## PROBLEM DESCRIPTION
Skip the images and return the records below exactly.

## INFORMATION GIVEN

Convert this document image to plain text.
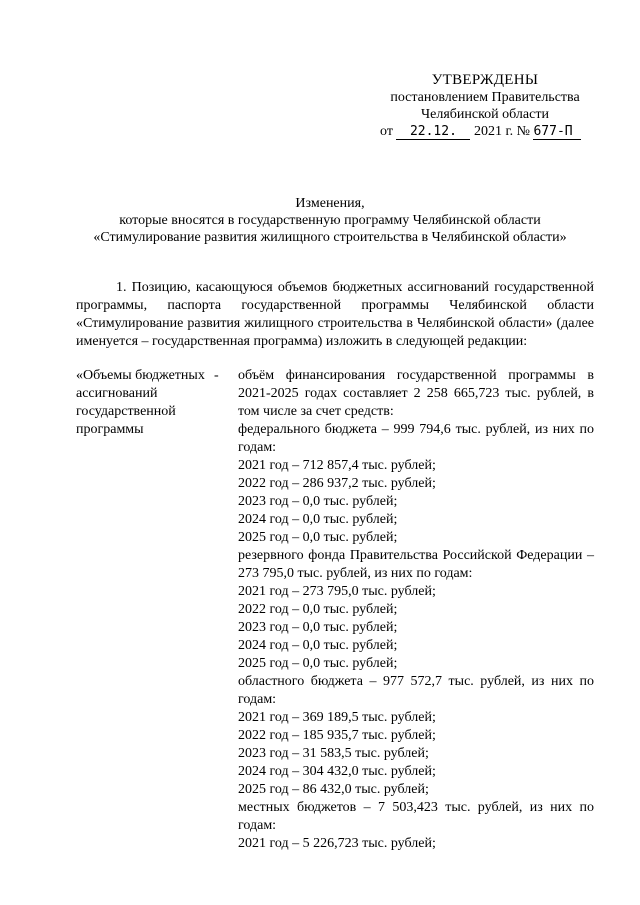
УТВЕРЖДЕНЫ
постановлением Правительства
Челябинской области
от 22.12. 2021 г. № 677-П
Изменения,
которые вносятся в государственную программу Челябинской области
«Стимулирование развития жилищного строительства в Челябинской области»
1. Позицию, касающуюся объемов бюджетных ассигнований государственной программы, паспорта государственной программы Челябинской области «Стимулирование развития жилищного строительства в Челябинской области» (далее именуется – государственная программа) изложить в следующей редакции:
«Объемы бюджетных ассигнований государственной программы
- объём финансирования государственной программы в 2021-2025 годах составляет 2 258 665,723 тыс. рублей, в том числе за счет средств:
федерального бюджета – 999 794,6 тыс. рублей, из них по годам:
2021 год – 712 857,4 тыс. рублей;
2022 год – 286 937,2 тыс. рублей;
2023 год – 0,0 тыс. рублей;
2024 год – 0,0 тыс. рублей;
2025 год – 0,0 тыс. рублей;
резервного фонда Правительства Российской Федерации – 273 795,0 тыс. рублей, из них по годам:
2021 год – 273 795,0 тыс. рублей;
2022 год – 0,0 тыс. рублей;
2023 год – 0,0 тыс. рублей;
2024 год – 0,0 тыс. рублей;
2025 год – 0,0 тыс. рублей;
областного бюджета – 977 572,7 тыс. рублей, из них по годам:
2021 год – 369 189,5 тыс. рублей;
2022 год – 185 935,7 тыс. рублей;
2023 год – 31 583,5 тыс. рублей;
2024 год – 304 432,0 тыс. рублей;
2025 год – 86 432,0 тыс. рублей;
местных бюджетов – 7 503,423 тыс. рублей, из них по годам:
2021 год – 5 226,723 тыс. рублей;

## SOLUTION
Convert this document image to plain text.
УТВЕРЖДЕНЫ
постановлением Правительства
Челябинской области
от 22.12. 2021 г. № 677-П
Изменения,
которые вносятся в государственную программу Челябинской области
«Стимулирование развития жилищного строительства в Челябинской области»
1. Позицию, касающуюся объемов бюджетных ассигнований государственной программы, паспорта государственной программы Челябинской области «Стимулирование развития жилищного строительства в Челябинской области» (далее именуется – государственная программа) изложить в следующей редакции:
«Объемы бюджетных ассигнований государственной программы
- объём финансирования государственной программы в 2021-2025 годах составляет 2 258 665,723 тыс. рублей, в том числе за счет средств:
федерального бюджета – 999 794,6 тыс. рублей, из них по годам:
2021 год – 712 857,4 тыс. рублей;
2022 год – 286 937,2 тыс. рублей;
2023 год – 0,0 тыс. рублей;
2024 год – 0,0 тыс. рублей;
2025 год – 0,0 тыс. рублей;
резервного фонда Правительства Российской Федерации – 273 795,0 тыс. рублей, из них по годам:
2021 год – 273 795,0 тыс. рублей;
2022 год – 0,0 тыс. рублей;
2023 год – 0,0 тыс. рублей;
2024 год – 0,0 тыс. рублей;
2025 год – 0,0 тыс. рублей;
областного бюджета – 977 572,7 тыс. рублей, из них по годам:
2021 год – 369 189,5 тыс. рублей;
2022 год – 185 935,7 тыс. рублей;
2023 год – 31 583,5 тыс. рублей;
2024 год – 304 432,0 тыс. рублей;
2025 год – 86 432,0 тыс. рублей;
местных бюджетов – 7 503,423 тыс. рублей, из них по годам:
2021 год – 5 226,723 тыс. рублей;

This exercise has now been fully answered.